## BEGIN MATERIAL SHOWN
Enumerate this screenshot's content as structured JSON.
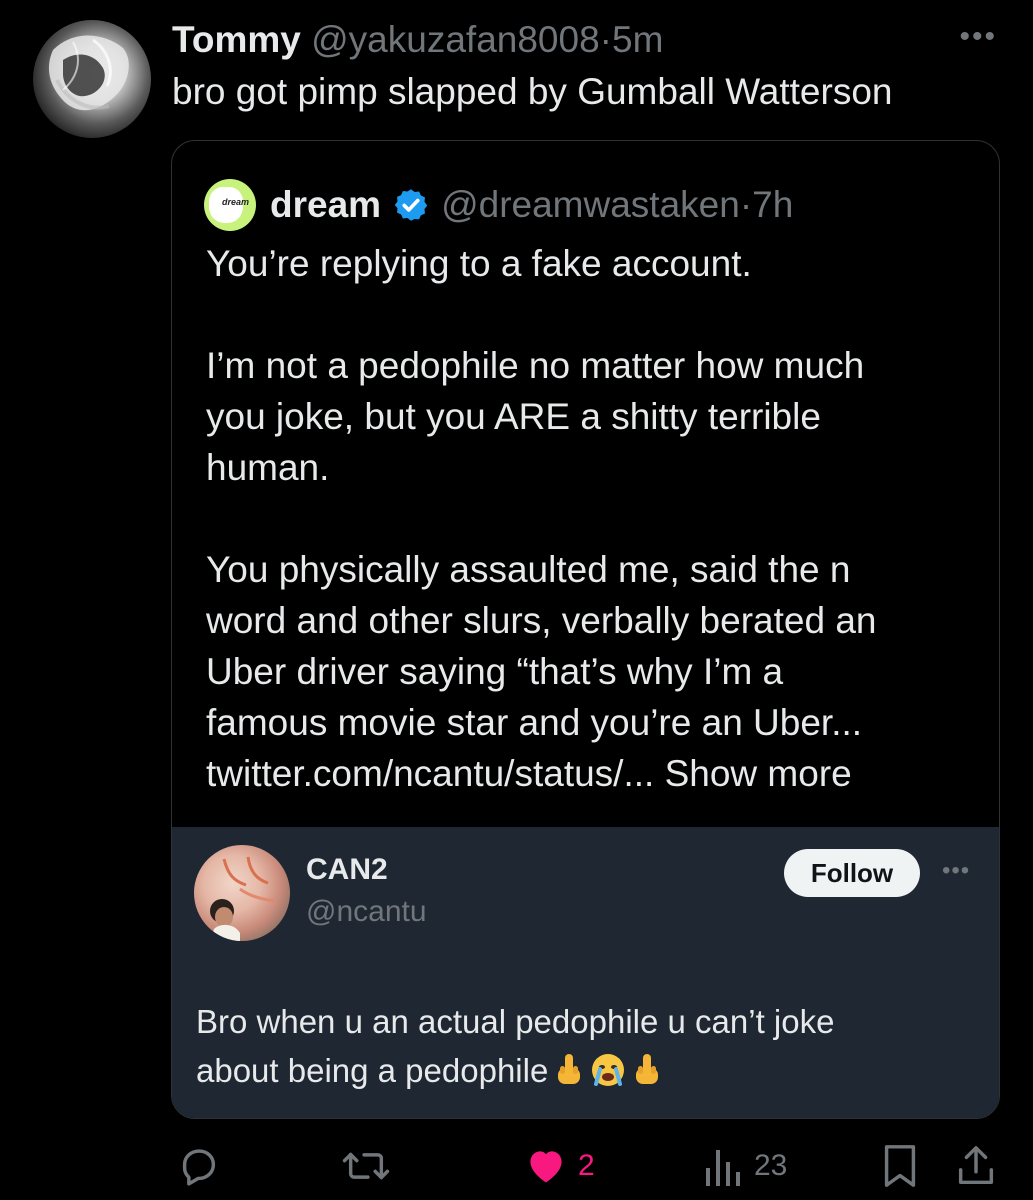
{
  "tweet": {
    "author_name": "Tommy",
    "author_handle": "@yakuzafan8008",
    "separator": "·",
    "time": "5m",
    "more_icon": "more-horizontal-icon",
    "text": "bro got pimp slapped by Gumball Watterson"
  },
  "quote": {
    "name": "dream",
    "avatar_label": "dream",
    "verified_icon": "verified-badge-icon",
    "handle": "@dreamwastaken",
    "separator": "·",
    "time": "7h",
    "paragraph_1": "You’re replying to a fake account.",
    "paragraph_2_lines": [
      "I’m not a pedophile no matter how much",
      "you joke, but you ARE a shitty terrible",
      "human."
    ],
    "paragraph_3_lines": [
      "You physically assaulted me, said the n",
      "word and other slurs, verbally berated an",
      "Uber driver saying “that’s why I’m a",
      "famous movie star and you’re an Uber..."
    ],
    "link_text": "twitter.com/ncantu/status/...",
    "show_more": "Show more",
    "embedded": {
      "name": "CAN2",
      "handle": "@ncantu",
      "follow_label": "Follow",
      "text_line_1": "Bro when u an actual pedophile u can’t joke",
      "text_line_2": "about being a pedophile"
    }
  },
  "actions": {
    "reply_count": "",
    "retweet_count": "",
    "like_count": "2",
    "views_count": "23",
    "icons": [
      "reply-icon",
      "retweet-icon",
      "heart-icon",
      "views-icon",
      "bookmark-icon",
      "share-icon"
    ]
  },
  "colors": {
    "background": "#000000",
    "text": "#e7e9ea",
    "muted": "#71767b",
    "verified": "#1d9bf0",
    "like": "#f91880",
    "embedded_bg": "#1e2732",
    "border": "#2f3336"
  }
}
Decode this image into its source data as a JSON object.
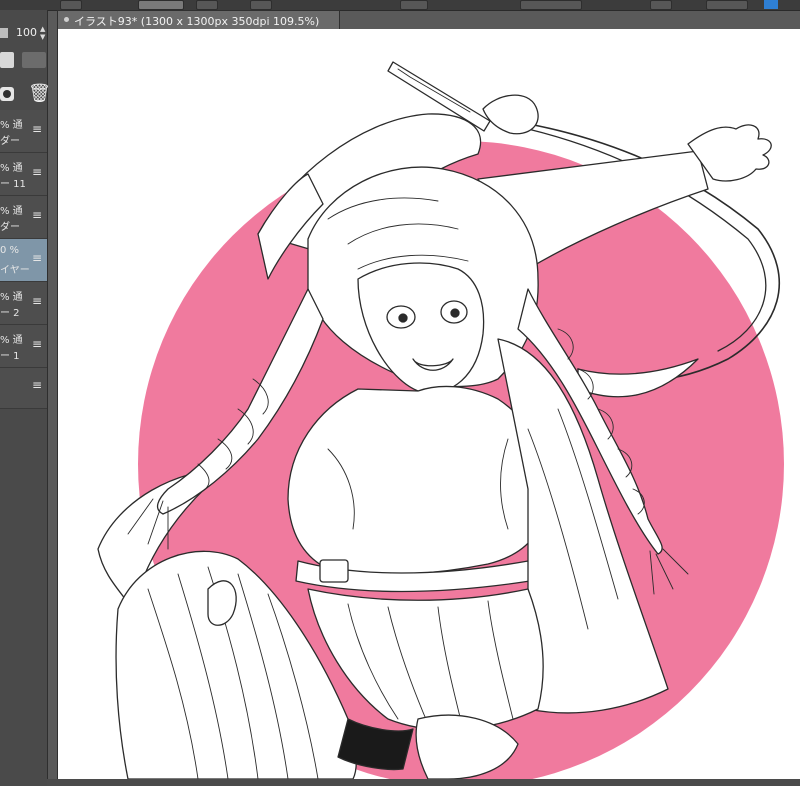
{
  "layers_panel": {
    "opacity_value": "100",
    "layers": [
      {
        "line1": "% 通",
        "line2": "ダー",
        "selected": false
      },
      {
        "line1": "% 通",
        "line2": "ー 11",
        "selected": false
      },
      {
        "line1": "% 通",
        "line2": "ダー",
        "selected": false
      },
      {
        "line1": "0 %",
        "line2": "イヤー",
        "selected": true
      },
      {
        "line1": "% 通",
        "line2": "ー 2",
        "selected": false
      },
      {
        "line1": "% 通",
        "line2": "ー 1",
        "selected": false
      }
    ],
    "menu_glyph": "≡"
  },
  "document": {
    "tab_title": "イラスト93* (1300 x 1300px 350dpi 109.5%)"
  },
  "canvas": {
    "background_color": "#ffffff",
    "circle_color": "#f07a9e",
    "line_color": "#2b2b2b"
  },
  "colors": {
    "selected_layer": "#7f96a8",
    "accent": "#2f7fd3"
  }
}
## END MATERIAL SHOWN
◆ JOB
Print the complete listing exactly, apart from any pictures.

◆ TASK RESPONSE
Enumerate this screenshot's content as structured JSON.
{
  "tweet": {
    "author_name": "Tommy",
    "author_handle": "@yakuzafan8008",
    "separator": "·",
    "time": "5m",
    "more_icon": "more-horizontal-icon",
    "text": "bro got pimp slapped by Gumball Watterson"
  },
  "quote": {
    "name": "dream",
    "avatar_label": "dream",
    "verified_icon": "verified-badge-icon",
    "handle": "@dreamwastaken",
    "separator": "·",
    "time": "7h",
    "paragraph_1": "You’re replying to a fake account.",
    "paragraph_2_lines": [
      "I’m not a pedophile no matter how much",
      "you joke, but you ARE a shitty terrible",
      "human."
    ],
    "paragraph_3_lines": [
      "You physically assaulted me, said the n",
      "word and other slurs, verbally berated an",
      "Uber driver saying “that’s why I’m a",
      "famous movie star and you’re an Uber..."
    ],
    "link_text": "twitter.com/ncantu/status/...",
    "show_more": "Show more",
    "embedded": {
      "name": "CAN2",
      "handle": "@ncantu",
      "follow_label": "Follow",
      "text_line_1": "Bro when u an actual pedophile u can’t joke",
      "text_line_2": "about being a pedophile"
    }
  },
  "actions": {
    "reply_count": "",
    "retweet_count": "",
    "like_count": "2",
    "views_count": "23",
    "icons": [
      "reply-icon",
      "retweet-icon",
      "heart-icon",
      "views-icon",
      "bookmark-icon",
      "share-icon"
    ]
  },
  "colors": {
    "background": "#000000",
    "text": "#e7e9ea",
    "muted": "#71767b",
    "verified": "#1d9bf0",
    "like": "#f91880",
    "embedded_bg": "#1e2732",
    "border": "#2f3336"
  }
}
Decode this image into its source data as a JSON object.
{
  "layers_panel": {
    "opacity_value": "100",
    "layers": [
      {
        "line1": "% 通",
        "line2": "ダー",
        "selected": false
      },
      {
        "line1": "% 通",
        "line2": "ー 11",
        "selected": false
      },
      {
        "line1": "% 通",
        "line2": "ダー",
        "selected": false
      },
      {
        "line1": "0 %",
        "line2": "イヤー",
        "selected": true
      },
      {
        "line1": "% 通",
        "line2": "ー 2",
        "selected": false
      },
      {
        "line1": "% 通",
        "line2": "ー 1",
        "selected": false
      }
    ],
    "menu_glyph": "≡"
  },
  "document": {
    "tab_title": "イラスト93* (1300 x 1300px 350dpi 109.5%)"
  },
  "canvas": {
    "background_color": "#ffffff",
    "circle_color": "#f07a9e",
    "line_color": "#2b2b2b"
  },
  "colors": {
    "selected_layer": "#7f96a8",
    "accent": "#2f7fd3"
  }
}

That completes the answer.